**WRITTEN PROBLEM**:
Copy out all lines with the word "ortalama" in them.

**Records from a collection of figures**:
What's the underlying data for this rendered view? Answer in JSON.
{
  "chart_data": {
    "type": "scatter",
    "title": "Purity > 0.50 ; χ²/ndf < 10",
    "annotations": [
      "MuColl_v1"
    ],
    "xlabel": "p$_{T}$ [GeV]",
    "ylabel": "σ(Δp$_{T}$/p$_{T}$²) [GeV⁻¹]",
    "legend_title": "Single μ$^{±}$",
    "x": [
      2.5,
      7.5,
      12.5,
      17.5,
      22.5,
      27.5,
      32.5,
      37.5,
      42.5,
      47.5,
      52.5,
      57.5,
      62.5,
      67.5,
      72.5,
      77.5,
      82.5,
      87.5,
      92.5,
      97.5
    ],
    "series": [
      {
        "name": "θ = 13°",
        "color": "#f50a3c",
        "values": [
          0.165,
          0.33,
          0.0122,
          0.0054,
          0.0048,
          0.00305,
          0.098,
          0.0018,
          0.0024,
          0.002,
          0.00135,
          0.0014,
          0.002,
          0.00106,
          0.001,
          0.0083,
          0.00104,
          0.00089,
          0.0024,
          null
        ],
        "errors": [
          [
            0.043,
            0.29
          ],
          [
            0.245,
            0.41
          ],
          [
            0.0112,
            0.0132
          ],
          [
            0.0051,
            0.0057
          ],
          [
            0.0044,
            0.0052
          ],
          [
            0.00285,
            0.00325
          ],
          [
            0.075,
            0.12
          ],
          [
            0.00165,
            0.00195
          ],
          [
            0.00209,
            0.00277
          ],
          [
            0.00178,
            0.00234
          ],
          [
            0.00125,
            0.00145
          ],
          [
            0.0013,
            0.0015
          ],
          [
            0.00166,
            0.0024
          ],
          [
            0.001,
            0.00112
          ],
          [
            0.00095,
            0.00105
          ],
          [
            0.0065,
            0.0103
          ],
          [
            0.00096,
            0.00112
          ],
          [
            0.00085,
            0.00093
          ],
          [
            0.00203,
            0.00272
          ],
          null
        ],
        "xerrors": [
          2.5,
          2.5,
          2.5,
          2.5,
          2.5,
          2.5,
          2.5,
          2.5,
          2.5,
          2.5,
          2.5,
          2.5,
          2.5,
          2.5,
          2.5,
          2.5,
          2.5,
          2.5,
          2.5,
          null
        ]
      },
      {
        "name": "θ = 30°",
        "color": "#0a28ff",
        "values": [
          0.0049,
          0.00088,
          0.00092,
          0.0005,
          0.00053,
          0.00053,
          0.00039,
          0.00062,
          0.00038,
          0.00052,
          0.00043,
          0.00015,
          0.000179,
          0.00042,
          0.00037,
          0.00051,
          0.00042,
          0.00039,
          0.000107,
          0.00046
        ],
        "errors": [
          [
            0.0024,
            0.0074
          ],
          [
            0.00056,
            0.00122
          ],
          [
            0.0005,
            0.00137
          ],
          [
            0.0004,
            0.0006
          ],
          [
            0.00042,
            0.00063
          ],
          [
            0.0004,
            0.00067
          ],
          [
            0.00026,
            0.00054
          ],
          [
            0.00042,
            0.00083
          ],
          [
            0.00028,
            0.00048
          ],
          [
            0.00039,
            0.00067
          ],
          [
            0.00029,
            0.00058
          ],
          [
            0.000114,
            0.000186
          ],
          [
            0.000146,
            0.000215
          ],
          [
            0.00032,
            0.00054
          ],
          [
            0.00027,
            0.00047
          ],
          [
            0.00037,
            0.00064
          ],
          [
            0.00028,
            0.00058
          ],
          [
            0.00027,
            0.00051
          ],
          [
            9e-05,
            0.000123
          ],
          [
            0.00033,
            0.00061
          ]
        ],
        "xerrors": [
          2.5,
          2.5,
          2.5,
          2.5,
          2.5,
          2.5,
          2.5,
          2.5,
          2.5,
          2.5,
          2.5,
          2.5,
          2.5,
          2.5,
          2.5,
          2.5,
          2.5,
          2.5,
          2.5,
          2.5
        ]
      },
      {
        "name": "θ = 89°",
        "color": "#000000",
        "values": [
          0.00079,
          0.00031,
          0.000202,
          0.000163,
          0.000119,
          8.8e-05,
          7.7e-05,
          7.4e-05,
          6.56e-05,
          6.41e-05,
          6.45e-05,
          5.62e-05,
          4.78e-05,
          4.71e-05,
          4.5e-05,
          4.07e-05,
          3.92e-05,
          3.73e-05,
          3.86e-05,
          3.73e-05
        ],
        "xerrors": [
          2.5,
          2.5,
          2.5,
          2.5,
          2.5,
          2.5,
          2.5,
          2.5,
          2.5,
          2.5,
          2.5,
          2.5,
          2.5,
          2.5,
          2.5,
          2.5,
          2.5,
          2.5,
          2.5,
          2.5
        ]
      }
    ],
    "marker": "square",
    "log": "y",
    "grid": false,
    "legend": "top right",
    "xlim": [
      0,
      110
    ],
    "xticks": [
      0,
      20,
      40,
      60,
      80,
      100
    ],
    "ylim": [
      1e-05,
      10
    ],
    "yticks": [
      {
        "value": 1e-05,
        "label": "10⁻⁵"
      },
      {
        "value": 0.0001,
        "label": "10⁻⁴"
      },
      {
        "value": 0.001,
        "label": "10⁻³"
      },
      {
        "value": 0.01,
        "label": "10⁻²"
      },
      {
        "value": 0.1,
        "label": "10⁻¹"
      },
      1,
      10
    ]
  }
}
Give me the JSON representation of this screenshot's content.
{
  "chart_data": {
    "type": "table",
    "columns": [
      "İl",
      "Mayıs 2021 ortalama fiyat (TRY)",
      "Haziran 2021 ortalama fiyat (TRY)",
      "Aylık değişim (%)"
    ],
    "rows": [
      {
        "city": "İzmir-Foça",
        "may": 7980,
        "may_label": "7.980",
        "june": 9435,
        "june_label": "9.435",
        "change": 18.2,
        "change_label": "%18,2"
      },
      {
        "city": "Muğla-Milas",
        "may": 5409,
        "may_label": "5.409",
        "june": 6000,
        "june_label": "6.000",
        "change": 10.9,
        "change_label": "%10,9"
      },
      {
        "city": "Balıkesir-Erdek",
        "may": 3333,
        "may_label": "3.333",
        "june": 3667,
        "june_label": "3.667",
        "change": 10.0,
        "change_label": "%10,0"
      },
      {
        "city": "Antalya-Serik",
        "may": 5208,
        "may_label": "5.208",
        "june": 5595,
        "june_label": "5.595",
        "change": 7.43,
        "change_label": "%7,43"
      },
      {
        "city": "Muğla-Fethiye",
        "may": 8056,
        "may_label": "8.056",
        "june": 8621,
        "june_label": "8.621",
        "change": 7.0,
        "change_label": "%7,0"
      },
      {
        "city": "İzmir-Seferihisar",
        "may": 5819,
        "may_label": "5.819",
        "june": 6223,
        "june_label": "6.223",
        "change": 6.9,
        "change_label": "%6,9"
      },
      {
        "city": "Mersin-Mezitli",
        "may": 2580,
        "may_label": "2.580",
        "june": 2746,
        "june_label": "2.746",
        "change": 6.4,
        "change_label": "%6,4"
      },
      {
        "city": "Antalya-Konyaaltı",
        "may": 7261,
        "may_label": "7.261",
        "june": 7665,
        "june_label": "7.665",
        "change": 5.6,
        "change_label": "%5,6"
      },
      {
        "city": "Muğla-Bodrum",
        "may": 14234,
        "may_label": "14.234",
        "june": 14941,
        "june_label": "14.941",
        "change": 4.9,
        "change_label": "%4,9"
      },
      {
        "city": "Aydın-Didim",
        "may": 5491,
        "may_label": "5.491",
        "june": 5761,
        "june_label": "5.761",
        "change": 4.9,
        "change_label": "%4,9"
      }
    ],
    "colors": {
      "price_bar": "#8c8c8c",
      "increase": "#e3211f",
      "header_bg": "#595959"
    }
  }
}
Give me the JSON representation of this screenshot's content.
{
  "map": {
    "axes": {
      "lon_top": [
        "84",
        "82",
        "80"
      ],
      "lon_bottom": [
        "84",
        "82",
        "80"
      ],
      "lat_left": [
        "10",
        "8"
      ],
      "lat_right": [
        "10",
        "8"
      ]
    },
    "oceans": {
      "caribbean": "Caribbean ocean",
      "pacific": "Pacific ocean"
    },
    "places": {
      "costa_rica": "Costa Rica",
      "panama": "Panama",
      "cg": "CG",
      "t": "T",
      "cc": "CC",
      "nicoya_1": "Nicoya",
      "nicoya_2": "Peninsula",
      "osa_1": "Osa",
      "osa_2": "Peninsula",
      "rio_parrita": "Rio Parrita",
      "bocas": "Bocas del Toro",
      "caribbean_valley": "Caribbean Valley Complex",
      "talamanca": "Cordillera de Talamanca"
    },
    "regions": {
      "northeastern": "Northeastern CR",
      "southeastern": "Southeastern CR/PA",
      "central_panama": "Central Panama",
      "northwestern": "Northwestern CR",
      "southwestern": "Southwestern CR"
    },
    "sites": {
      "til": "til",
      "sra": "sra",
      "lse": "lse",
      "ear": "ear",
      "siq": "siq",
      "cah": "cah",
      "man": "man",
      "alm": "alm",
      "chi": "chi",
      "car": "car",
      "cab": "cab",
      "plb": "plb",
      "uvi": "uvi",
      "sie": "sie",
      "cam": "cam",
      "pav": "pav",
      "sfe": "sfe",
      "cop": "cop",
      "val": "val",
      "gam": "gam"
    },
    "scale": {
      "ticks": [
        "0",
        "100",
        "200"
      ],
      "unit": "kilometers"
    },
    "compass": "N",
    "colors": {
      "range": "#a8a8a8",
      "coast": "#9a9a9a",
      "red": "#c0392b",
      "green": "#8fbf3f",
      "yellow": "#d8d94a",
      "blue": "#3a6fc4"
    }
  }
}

**FINAL RESULT**:
      "Mayıs 2021 ortalama fiyat (TRY)",
      "Haziran 2021 ortalama fiyat (TRY)",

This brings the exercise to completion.